## BEGIN
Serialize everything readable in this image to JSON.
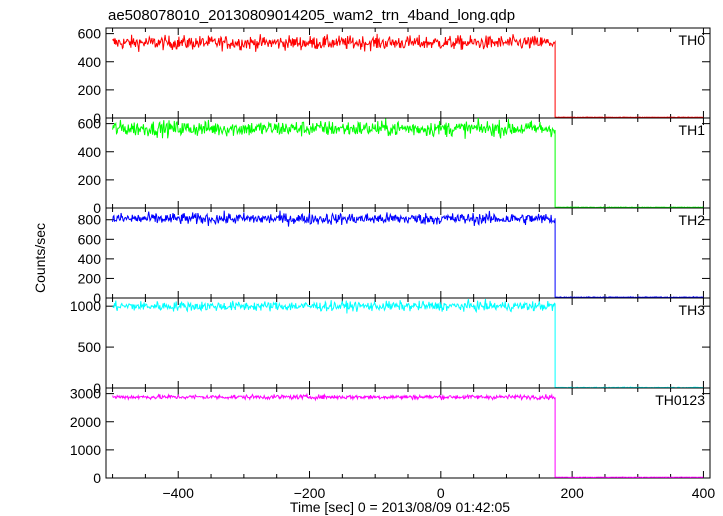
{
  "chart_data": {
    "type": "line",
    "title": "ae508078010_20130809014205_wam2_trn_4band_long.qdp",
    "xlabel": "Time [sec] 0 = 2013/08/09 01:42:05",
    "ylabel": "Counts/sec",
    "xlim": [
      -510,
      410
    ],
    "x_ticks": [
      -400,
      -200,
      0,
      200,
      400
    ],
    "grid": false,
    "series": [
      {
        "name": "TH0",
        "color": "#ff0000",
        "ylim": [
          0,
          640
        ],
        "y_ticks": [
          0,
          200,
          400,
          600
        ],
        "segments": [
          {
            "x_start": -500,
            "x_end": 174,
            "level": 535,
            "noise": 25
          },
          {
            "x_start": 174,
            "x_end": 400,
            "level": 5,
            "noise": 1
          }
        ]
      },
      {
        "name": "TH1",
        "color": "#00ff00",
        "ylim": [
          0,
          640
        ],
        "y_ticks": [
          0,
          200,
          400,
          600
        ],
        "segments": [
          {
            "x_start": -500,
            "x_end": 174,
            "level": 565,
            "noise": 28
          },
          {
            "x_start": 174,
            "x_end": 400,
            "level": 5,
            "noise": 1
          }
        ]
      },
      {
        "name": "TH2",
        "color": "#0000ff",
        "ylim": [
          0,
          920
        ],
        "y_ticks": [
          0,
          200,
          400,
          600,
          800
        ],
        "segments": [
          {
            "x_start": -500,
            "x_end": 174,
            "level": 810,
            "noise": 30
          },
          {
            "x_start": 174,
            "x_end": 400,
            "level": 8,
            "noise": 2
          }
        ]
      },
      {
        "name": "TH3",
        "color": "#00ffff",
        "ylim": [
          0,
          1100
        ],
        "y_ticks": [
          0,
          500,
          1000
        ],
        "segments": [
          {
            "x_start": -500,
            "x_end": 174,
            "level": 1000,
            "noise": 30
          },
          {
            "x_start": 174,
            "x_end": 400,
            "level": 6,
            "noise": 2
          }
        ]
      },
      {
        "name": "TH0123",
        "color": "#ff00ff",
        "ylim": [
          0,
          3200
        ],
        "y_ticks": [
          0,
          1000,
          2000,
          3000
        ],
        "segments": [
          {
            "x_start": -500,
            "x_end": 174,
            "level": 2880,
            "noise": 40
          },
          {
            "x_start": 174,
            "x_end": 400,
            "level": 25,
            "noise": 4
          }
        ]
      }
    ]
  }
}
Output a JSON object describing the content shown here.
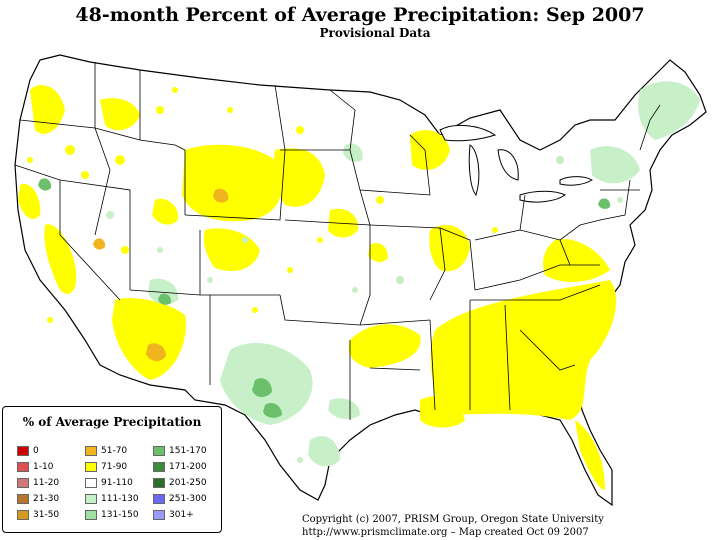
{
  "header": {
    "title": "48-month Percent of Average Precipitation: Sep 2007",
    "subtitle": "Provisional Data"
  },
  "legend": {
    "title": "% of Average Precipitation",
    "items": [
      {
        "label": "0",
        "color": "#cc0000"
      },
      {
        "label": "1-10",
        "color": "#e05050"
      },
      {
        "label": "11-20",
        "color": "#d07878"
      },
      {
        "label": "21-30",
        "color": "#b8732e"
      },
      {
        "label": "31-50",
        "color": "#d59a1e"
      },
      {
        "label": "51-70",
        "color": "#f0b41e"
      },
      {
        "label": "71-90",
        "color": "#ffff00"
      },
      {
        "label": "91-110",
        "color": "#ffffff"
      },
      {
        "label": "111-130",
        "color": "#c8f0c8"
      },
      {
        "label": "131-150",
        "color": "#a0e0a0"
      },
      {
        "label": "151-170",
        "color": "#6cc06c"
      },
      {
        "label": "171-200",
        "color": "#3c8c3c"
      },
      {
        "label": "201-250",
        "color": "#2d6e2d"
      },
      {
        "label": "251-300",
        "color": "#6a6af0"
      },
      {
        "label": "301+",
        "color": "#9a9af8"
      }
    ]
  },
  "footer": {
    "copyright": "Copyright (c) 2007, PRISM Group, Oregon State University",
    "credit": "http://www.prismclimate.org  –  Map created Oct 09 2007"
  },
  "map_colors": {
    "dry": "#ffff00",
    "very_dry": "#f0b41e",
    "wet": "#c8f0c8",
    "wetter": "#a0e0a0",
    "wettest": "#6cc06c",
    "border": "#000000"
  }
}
## END
Repeat all of the data above word for word, minus the pictures.

Serialize everything readable in this image to JSON.
{
  "chart_data": {
    "type": "line",
    "title": "ae508078010_20130809014205_wam2_trn_4band_long.qdp",
    "xlabel": "Time [sec] 0 = 2013/08/09 01:42:05",
    "ylabel": "Counts/sec",
    "xlim": [
      -510,
      410
    ],
    "x_ticks": [
      -400,
      -200,
      0,
      200,
      400
    ],
    "grid": false,
    "series": [
      {
        "name": "TH0",
        "color": "#ff0000",
        "ylim": [
          0,
          640
        ],
        "y_ticks": [
          0,
          200,
          400,
          600
        ],
        "segments": [
          {
            "x_start": -500,
            "x_end": 174,
            "level": 535,
            "noise": 25
          },
          {
            "x_start": 174,
            "x_end": 400,
            "level": 5,
            "noise": 1
          }
        ]
      },
      {
        "name": "TH1",
        "color": "#00ff00",
        "ylim": [
          0,
          640
        ],
        "y_ticks": [
          0,
          200,
          400,
          600
        ],
        "segments": [
          {
            "x_start": -500,
            "x_end": 174,
            "level": 565,
            "noise": 28
          },
          {
            "x_start": 174,
            "x_end": 400,
            "level": 5,
            "noise": 1
          }
        ]
      },
      {
        "name": "TH2",
        "color": "#0000ff",
        "ylim": [
          0,
          920
        ],
        "y_ticks": [
          0,
          200,
          400,
          600,
          800
        ],
        "segments": [
          {
            "x_start": -500,
            "x_end": 174,
            "level": 810,
            "noise": 30
          },
          {
            "x_start": 174,
            "x_end": 400,
            "level": 8,
            "noise": 2
          }
        ]
      },
      {
        "name": "TH3",
        "color": "#00ffff",
        "ylim": [
          0,
          1100
        ],
        "y_ticks": [
          0,
          500,
          1000
        ],
        "segments": [
          {
            "x_start": -500,
            "x_end": 174,
            "level": 1000,
            "noise": 30
          },
          {
            "x_start": 174,
            "x_end": 400,
            "level": 6,
            "noise": 2
          }
        ]
      },
      {
        "name": "TH0123",
        "color": "#ff00ff",
        "ylim": [
          0,
          3200
        ],
        "y_ticks": [
          0,
          1000,
          2000,
          3000
        ],
        "segments": [
          {
            "x_start": -500,
            "x_end": 174,
            "level": 2880,
            "noise": 40
          },
          {
            "x_start": 174,
            "x_end": 400,
            "level": 25,
            "noise": 4
          }
        ]
      }
    ]
  }
}
Output a JSON object describing the content shown here.
{
  "header": {
    "title": "48-month Percent of Average Precipitation: Sep 2007",
    "subtitle": "Provisional Data"
  },
  "legend": {
    "title": "% of Average Precipitation",
    "items": [
      {
        "label": "0",
        "color": "#cc0000"
      },
      {
        "label": "1-10",
        "color": "#e05050"
      },
      {
        "label": "11-20",
        "color": "#d07878"
      },
      {
        "label": "21-30",
        "color": "#b8732e"
      },
      {
        "label": "31-50",
        "color": "#d59a1e"
      },
      {
        "label": "51-70",
        "color": "#f0b41e"
      },
      {
        "label": "71-90",
        "color": "#ffff00"
      },
      {
        "label": "91-110",
        "color": "#ffffff"
      },
      {
        "label": "111-130",
        "color": "#c8f0c8"
      },
      {
        "label": "131-150",
        "color": "#a0e0a0"
      },
      {
        "label": "151-170",
        "color": "#6cc06c"
      },
      {
        "label": "171-200",
        "color": "#3c8c3c"
      },
      {
        "label": "201-250",
        "color": "#2d6e2d"
      },
      {
        "label": "251-300",
        "color": "#6a6af0"
      },
      {
        "label": "301+",
        "color": "#9a9af8"
      }
    ]
  },
  "footer": {
    "copyright": "Copyright (c) 2007, PRISM Group, Oregon State University",
    "credit": "http://www.prismclimate.org  –  Map created Oct 09 2007"
  },
  "map_colors": {
    "dry": "#ffff00",
    "very_dry": "#f0b41e",
    "wet": "#c8f0c8",
    "wetter": "#a0e0a0",
    "wettest": "#6cc06c",
    "border": "#000000"
  }
}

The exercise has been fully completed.